= EXERCISE AIM =
Please transcribe the data below exactly. Leave the pictures out.

= RECORDS SUPPLIED =
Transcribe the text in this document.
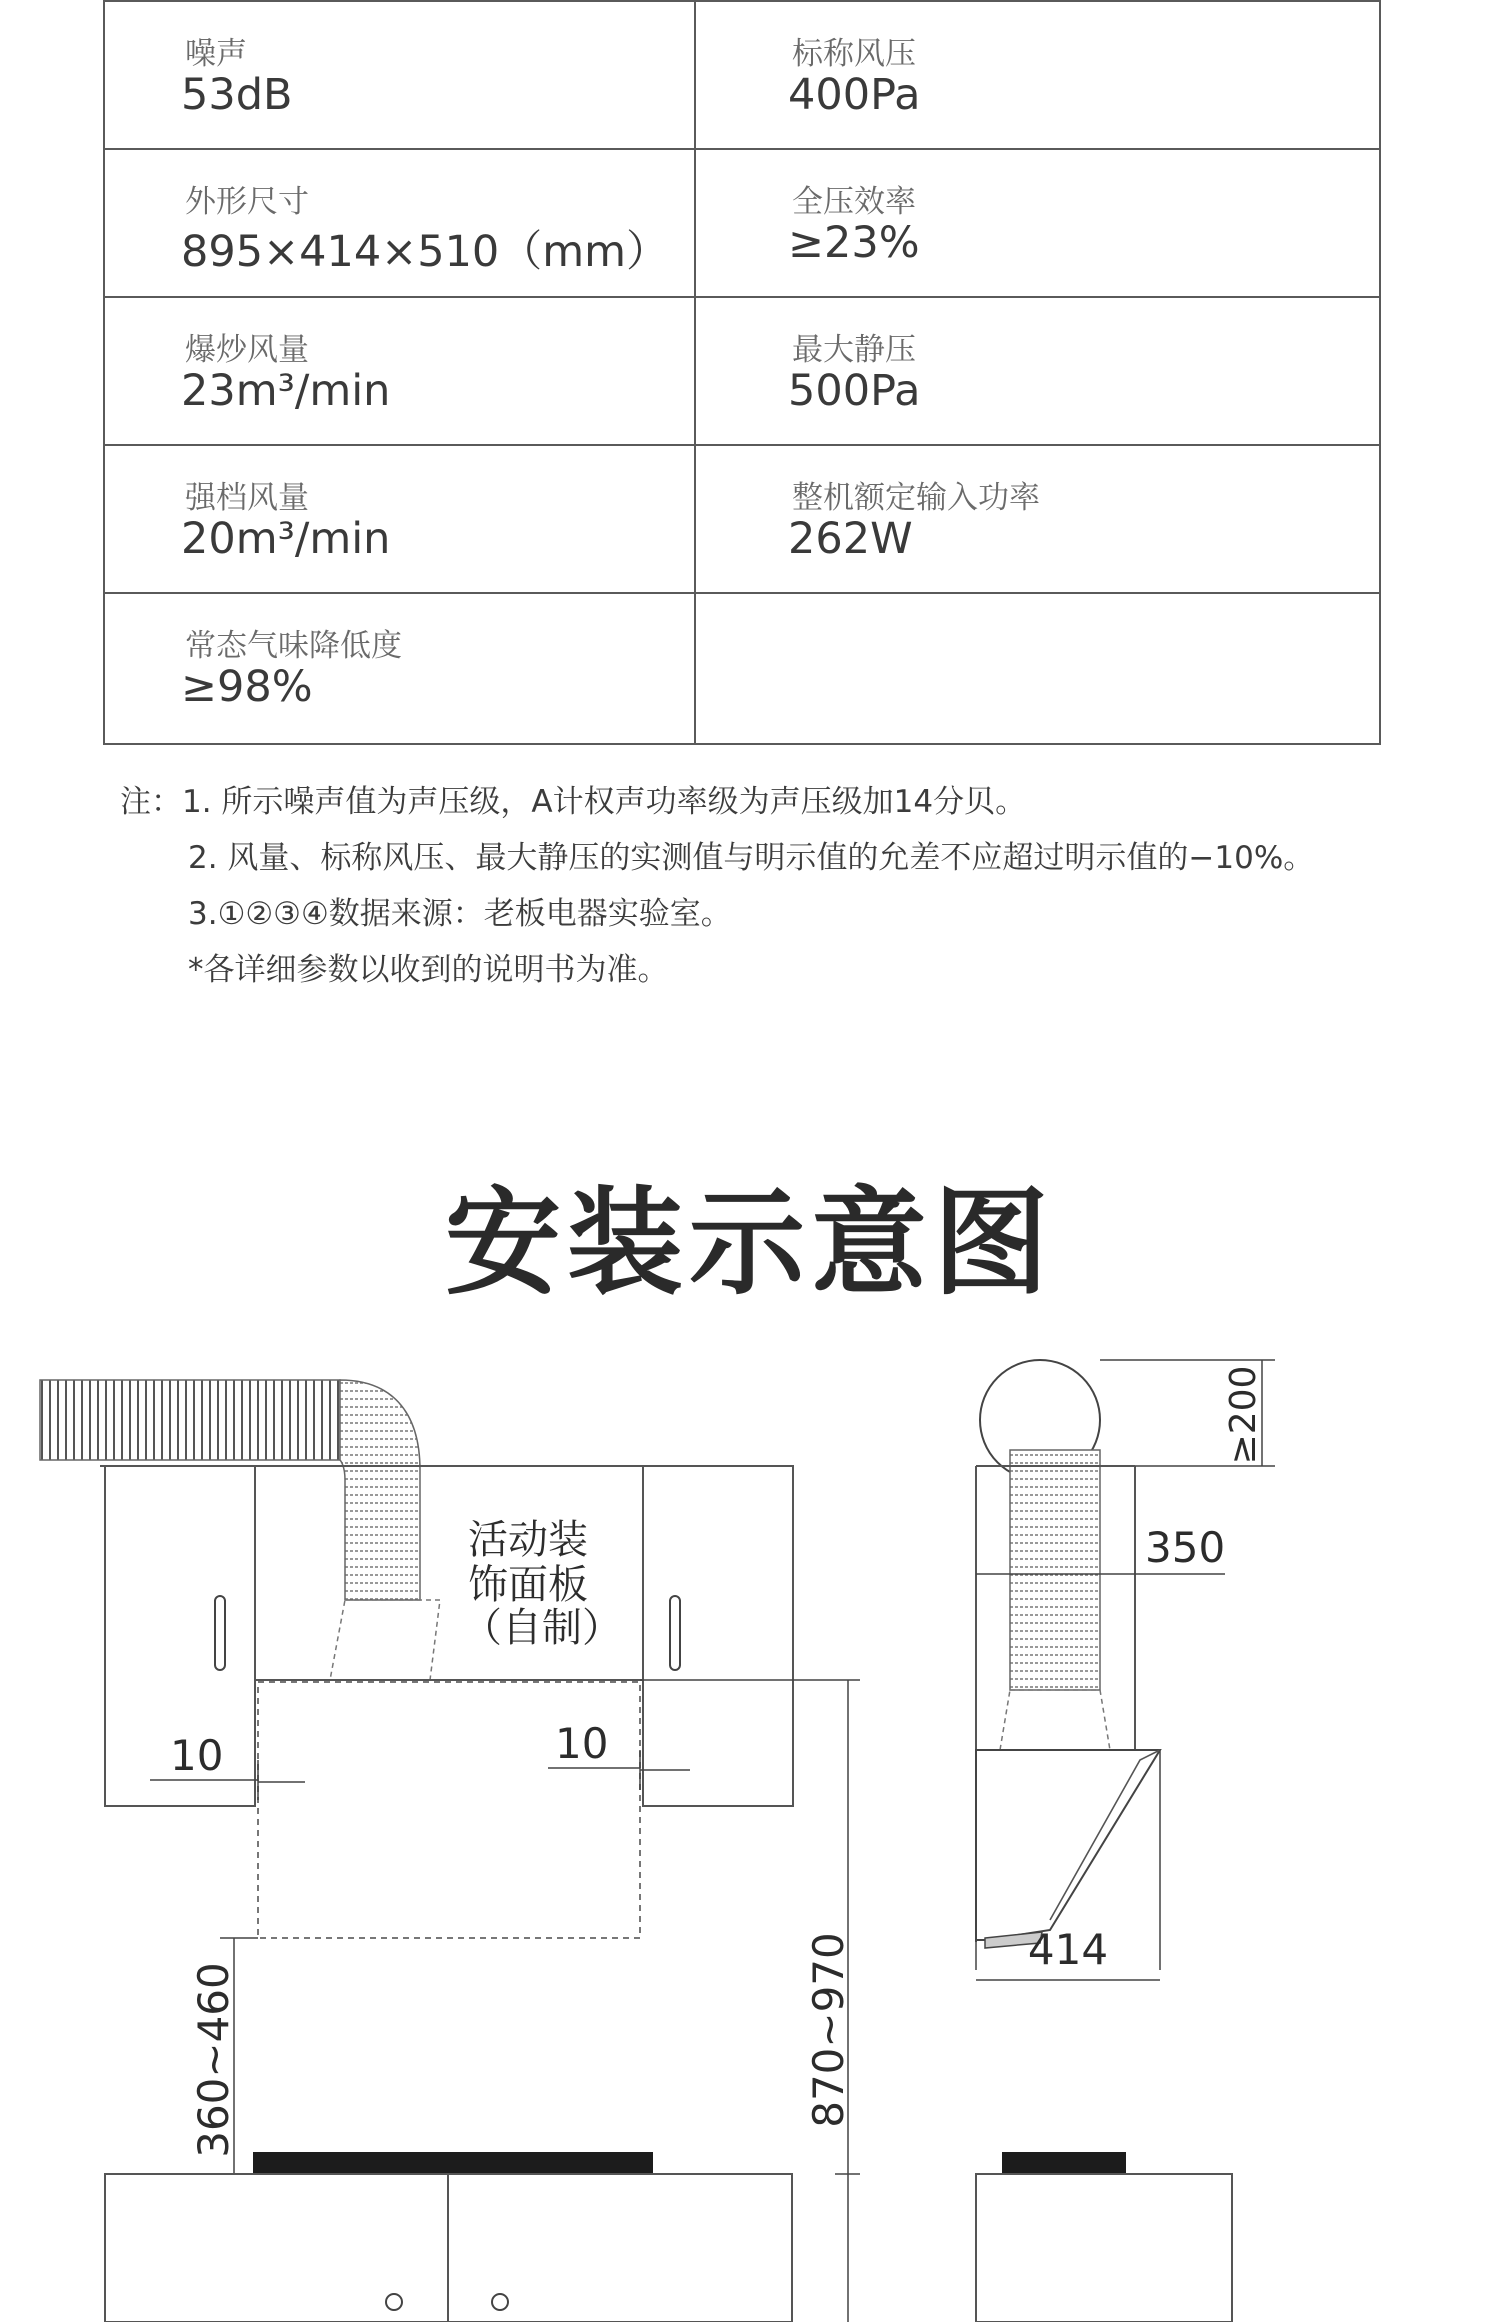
噪声
53dB
标称风压
400Pa
外形尺寸
895×414×510（mm）
全压效率
≥23%
爆炒风量
23m³/min
最大静压
500Pa
强档风量
20m³/min
整机额定输入功率
262W
常态气味降低度
≥98%
注：1. 所示噪声值为声压级，A计权声功率级为声压级加14分贝。
2. 风量、标称风压、最大静压的实测值与明示值的允差不应超过明示值的−10%。
3.①②③④数据来源：老板电器实验室。
*各详细参数以收到的说明书为准。
安装示意图
活动装
饰面板
（自制）
10	10
870~970
360~460
≥200
350
414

= RESPONSE =
Transcribe the text in this document.
噪声
53dB
标称风压
400Pa
外形尺寸
895×414×510（mm）
全压效率
≥23%
爆炒风量
23m³/min
最大静压
500Pa
强档风量
20m³/min
整机额定输入功率
262W
常态气味降低度
≥98%
注：1. 所示噪声值为声压级，A计权声功率级为声压级加14分贝。
2. 风量、标称风压、最大静压的实测值与明示值的允差不应超过明示值的−10%。
3.①②③④数据来源：老板电器实验室。
*各详细参数以收到的说明书为准。
安装示意图
活动装
饰面板
（自制）
10	10
870~970
360~460
≥200
350
414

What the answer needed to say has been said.